* _SET TASK_: Copy the data exactly as it appears, and do not include any pictures.

* _TASK INPUT_:
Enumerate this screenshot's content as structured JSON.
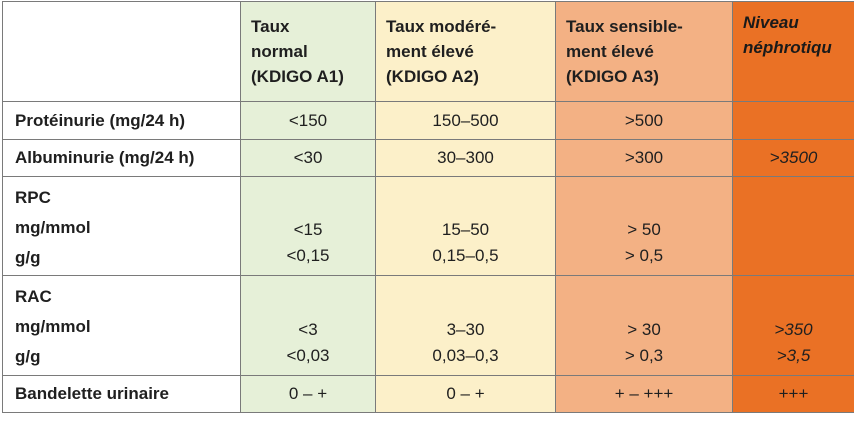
{
  "headers": [
    {
      "lines": [
        "Taux",
        "normal",
        "(KDIGO A1)"
      ]
    },
    {
      "lines": [
        "Taux modéré-",
        "ment élevé",
        "(KDIGO A2)"
      ]
    },
    {
      "lines": [
        "Taux sensible-",
        "ment élevé",
        "(KDIGO A3)"
      ]
    },
    {
      "lines": [
        "Niveau",
        "néphrotiqu"
      ]
    }
  ],
  "rows": [
    {
      "label": [
        "Protéinurie (mg/24 h)"
      ],
      "cells": [
        [
          "<150"
        ],
        [
          "150–500"
        ],
        [
          ">500"
        ],
        [
          ""
        ]
      ]
    },
    {
      "label": [
        "Albuminurie (mg/24 h)"
      ],
      "cells": [
        [
          "<30"
        ],
        [
          "30–300"
        ],
        [
          ">300"
        ],
        [
          ">3500"
        ]
      ]
    },
    {
      "label": [
        "RPC",
        "mg/mmol",
        "g/g"
      ],
      "cells": [
        [
          "<15",
          "<0,15"
        ],
        [
          "15–50",
          "0,15–0,5"
        ],
        [
          "> 50",
          "> 0,5"
        ],
        [
          "",
          ""
        ]
      ]
    },
    {
      "label": [
        "RAC",
        "mg/mmol",
        "g/g"
      ],
      "cells": [
        [
          "<3",
          "<0,03"
        ],
        [
          "3–30",
          "0,03–0,3"
        ],
        [
          "> 30",
          "> 0,3"
        ],
        [
          ">350",
          ">3,5"
        ]
      ]
    },
    {
      "label": [
        "Bandelette urinaire"
      ],
      "cells": [
        [
          "0 – +"
        ],
        [
          "0 – +"
        ],
        [
          "+ – +++"
        ],
        [
          "+++"
        ]
      ]
    }
  ],
  "colors": {
    "normal": "#e6f0d8",
    "moderate": "#fcf0c9",
    "severe": "#f3b184",
    "nephrotic": "#ea7125"
  }
}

* _ANSWER TO THE PROBLEM_:
Enumerate this screenshot's content as structured JSON.
{
  "headers": [
    {
      "lines": [
        "Taux",
        "normal",
        "(KDIGO A1)"
      ]
    },
    {
      "lines": [
        "Taux modéré-",
        "ment élevé",
        "(KDIGO A2)"
      ]
    },
    {
      "lines": [
        "Taux sensible-",
        "ment élevé",
        "(KDIGO A3)"
      ]
    },
    {
      "lines": [
        "Niveau",
        "néphrotiqu"
      ]
    }
  ],
  "rows": [
    {
      "label": [
        "Protéinurie (mg/24 h)"
      ],
      "cells": [
        [
          "<150"
        ],
        [
          "150–500"
        ],
        [
          ">500"
        ],
        [
          ""
        ]
      ]
    },
    {
      "label": [
        "Albuminurie (mg/24 h)"
      ],
      "cells": [
        [
          "<30"
        ],
        [
          "30–300"
        ],
        [
          ">300"
        ],
        [
          ">3500"
        ]
      ]
    },
    {
      "label": [
        "RPC",
        "mg/mmol",
        "g/g"
      ],
      "cells": [
        [
          "<15",
          "<0,15"
        ],
        [
          "15–50",
          "0,15–0,5"
        ],
        [
          "> 50",
          "> 0,5"
        ],
        [
          "",
          ""
        ]
      ]
    },
    {
      "label": [
        "RAC",
        "mg/mmol",
        "g/g"
      ],
      "cells": [
        [
          "<3",
          "<0,03"
        ],
        [
          "3–30",
          "0,03–0,3"
        ],
        [
          "> 30",
          "> 0,3"
        ],
        [
          ">350",
          ">3,5"
        ]
      ]
    },
    {
      "label": [
        "Bandelette urinaire"
      ],
      "cells": [
        [
          "0 – +"
        ],
        [
          "0 – +"
        ],
        [
          "+ – +++"
        ],
        [
          "+++"
        ]
      ]
    }
  ],
  "colors": {
    "normal": "#e6f0d8",
    "moderate": "#fcf0c9",
    "severe": "#f3b184",
    "nephrotic": "#ea7125"
  }
}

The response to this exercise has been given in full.